::: FRAGMENTO DEL TEXTO

# Consulta tonta: ¿Max Vin para un 7805 ?



## lei77o (Mar 23, 2009)

Hola, estuve viendo el datasheet del regulador, pero no me queda claro...
http://mipsa.p.lodz.pl/download/BazaWiedzy/zasilania/LM7805.pdf

Cuanta es la max tension de entrada que soporta el 7805 ?
Porque recuerdo que una vez se me quemo uno, y no estaba recibiendo tampoco demasiada tension...


Muchas gracias


----------



## Chico3001 (Mar 23, 2009)

El voltaje maximo que soportan es de 40V, pero se pueden quemar por muchas razones, la mas usuales son que se excede la potencia maxima que soportan, o se provoca un corto que baja el voltaje de entrada a cero

Puedes ver mas detalles en este tema:

https://www.forosdeelectronica.com/f21/reguladores-voltaje-78xx-practica-15214/


----------



## Fogonazo (Mar 23, 2009)

Mira el datasheet donde dice *Absolute Maximum Ratings* (Valores Máximos Absolutos)
Te dice que para un LMXX de salida entre 5 V  y 18 V la entrada máxima admisible es de 35VCC y que para los demás es de 40VCC.
Específicamente en tu caso (LM7805) el máximo es *35VCC*


----------



## Dr. Zoidberg (Mar 23, 2009)

Esto está en la hoja de datos que referenciaste. Mas claro...imposible.

Saludos!


----------



## lei77o (Mar 23, 2009)

sip, yo habia entendido eso...
pero yo me acuerdo q una vez se me quemo un 7805, y estoy casi seguro q estaba con una fuente de 20V.

Por eso dudaba...



Pero bueno, muchas gracias


----------



## Dr. Zoidberg (Mar 23, 2009)

lei77o dijo:
			
		

> sip, yo habia entendido eso...
> pero yo me acuerdo q una vez se me quemo un 7805, y estoy casi seguro q estaba con una fuente de 20V.



Y que te hace suponer que se quemó por la tensión de entrada?

::::::
::: DATOS PROPORCIONADOS

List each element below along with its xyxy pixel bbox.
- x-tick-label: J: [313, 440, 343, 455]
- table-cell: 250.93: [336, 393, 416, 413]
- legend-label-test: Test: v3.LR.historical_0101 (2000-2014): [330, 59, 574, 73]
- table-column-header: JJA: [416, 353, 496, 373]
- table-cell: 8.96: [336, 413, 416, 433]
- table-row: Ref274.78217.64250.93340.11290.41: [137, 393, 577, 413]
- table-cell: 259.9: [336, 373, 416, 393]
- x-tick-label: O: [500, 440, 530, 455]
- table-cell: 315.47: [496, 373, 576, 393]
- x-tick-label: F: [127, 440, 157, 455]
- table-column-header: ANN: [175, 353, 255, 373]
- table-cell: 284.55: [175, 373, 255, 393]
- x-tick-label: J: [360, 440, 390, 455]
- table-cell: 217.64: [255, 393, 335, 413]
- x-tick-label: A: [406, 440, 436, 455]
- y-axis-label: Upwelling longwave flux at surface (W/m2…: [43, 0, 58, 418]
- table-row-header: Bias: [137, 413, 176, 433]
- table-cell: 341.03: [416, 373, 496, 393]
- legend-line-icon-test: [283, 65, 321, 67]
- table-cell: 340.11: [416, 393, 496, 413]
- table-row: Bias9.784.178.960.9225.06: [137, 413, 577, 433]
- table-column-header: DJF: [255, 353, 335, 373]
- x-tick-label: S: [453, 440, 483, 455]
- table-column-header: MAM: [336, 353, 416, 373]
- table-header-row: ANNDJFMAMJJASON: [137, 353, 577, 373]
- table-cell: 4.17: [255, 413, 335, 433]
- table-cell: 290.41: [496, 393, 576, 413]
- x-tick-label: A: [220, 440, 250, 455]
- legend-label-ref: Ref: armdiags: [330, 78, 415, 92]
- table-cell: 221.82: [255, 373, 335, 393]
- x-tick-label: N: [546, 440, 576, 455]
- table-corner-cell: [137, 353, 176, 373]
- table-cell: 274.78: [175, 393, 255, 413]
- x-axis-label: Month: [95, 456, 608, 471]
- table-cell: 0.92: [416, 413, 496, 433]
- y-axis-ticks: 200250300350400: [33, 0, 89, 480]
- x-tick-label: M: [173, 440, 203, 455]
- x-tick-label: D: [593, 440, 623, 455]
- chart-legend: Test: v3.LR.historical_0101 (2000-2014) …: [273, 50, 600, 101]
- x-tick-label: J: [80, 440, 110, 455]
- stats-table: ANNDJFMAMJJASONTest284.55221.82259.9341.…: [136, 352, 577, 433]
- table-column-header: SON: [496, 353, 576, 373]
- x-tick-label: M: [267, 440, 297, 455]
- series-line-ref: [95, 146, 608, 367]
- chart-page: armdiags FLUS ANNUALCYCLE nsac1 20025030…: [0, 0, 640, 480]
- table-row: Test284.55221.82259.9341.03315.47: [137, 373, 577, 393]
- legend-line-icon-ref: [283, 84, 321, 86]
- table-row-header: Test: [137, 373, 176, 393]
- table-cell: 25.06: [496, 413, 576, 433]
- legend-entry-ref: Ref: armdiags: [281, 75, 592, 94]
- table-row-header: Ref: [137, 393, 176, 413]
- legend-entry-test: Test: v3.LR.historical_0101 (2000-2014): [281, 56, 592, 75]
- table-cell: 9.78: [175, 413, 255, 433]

::::::

**INSTRUCCIONES DE LA TAREA**
Traduce al inglés esta oración del hilo sobre el regulador 7805: "Esto está en la hoja de datos que referenciaste."

**RESPUESTA**
This is in the datasheet you referenced.